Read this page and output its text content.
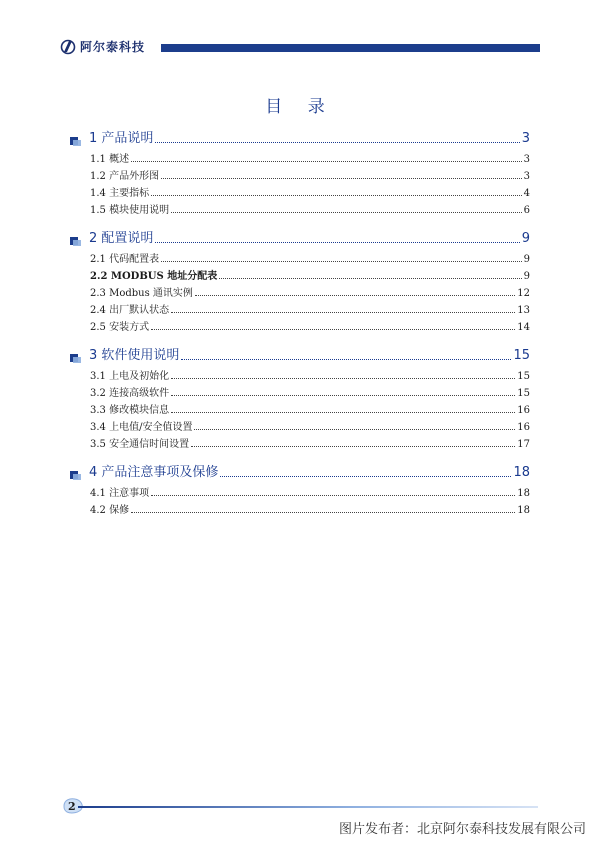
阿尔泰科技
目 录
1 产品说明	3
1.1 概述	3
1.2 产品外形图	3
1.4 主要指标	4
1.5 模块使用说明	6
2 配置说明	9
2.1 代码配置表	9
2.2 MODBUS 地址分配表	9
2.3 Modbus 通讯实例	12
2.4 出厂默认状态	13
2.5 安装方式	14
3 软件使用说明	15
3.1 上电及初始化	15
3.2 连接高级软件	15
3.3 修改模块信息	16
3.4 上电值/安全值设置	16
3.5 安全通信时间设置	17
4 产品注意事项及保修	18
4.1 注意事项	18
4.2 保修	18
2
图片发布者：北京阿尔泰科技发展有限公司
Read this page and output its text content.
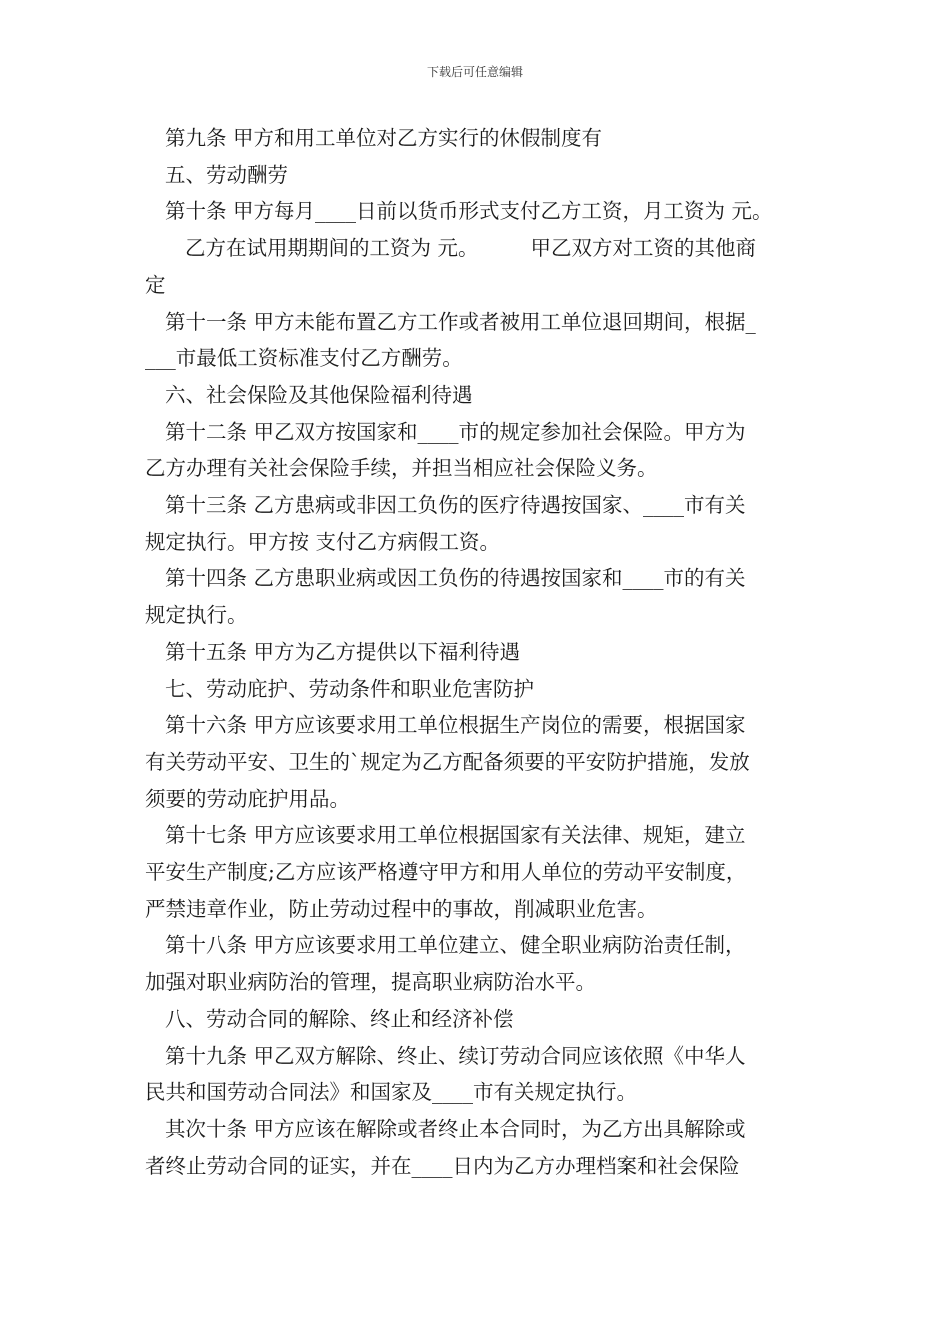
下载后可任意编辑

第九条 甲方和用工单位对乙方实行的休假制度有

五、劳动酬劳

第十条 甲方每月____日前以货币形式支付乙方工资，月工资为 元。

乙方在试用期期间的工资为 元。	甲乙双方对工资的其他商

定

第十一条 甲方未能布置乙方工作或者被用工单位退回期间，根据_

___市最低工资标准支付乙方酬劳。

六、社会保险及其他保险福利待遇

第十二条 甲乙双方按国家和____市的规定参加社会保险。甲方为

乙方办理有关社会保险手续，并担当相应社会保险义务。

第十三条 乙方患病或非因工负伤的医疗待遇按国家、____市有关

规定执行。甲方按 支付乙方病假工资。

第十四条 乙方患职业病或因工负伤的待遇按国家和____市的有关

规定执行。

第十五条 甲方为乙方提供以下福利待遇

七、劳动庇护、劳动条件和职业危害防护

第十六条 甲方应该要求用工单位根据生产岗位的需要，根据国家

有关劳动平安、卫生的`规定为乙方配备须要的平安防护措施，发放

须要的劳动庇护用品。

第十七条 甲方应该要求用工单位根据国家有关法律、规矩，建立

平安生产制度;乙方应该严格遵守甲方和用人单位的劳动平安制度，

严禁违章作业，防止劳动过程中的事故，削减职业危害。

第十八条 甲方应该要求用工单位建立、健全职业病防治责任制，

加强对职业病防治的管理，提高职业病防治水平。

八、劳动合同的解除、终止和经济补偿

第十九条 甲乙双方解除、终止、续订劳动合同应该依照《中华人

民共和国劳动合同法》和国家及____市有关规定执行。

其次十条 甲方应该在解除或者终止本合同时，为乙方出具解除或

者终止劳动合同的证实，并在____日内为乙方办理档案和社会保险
...
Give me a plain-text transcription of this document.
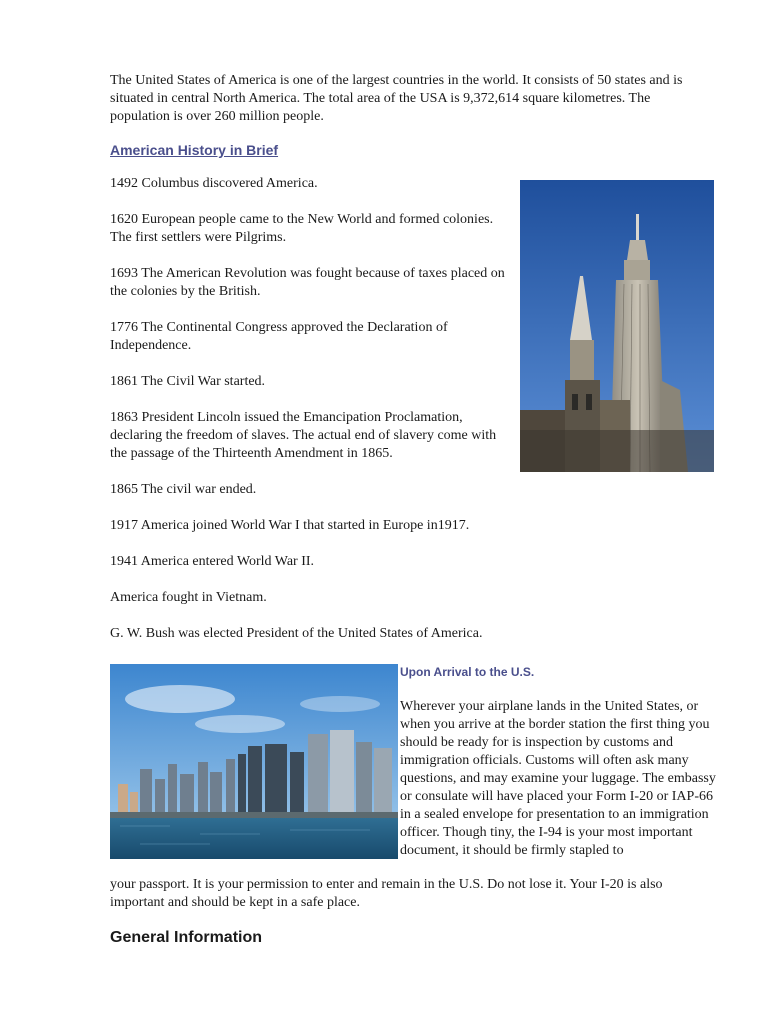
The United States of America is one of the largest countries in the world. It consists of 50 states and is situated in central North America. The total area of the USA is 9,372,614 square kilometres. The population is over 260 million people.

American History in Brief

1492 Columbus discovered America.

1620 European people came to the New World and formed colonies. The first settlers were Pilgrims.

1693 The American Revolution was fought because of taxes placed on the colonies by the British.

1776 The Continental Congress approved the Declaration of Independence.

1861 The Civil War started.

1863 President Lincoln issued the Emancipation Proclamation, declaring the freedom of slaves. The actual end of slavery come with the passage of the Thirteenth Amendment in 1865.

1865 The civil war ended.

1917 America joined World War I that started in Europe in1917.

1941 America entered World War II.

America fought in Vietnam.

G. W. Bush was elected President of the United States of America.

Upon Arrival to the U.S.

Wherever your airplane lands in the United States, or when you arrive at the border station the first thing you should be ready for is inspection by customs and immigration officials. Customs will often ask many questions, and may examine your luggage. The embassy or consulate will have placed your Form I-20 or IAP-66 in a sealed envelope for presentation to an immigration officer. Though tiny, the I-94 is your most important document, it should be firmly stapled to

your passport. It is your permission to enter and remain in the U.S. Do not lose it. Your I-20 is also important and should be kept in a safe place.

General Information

WHAT IS BEING ASKED. Return all lines containing "your".

RESULT OF THE TASK.
Wherever your airplane lands in the United States, or when you arrive at the border station the first thing you should be ready for is inspection by customs and immigration officials. Customs will often ask many questions, and may examine your luggage. The embassy or consulate will have placed your Form I-20 or IAP-66 in a sealed envelope for presentation to an immigration officer. Though tiny, the I-94 is your most important document, it should be firmly stapled to
your passport. It is your permission to enter and remain in the U.S. Do not lose it. Your I-20 is also important and should be kept in a safe place.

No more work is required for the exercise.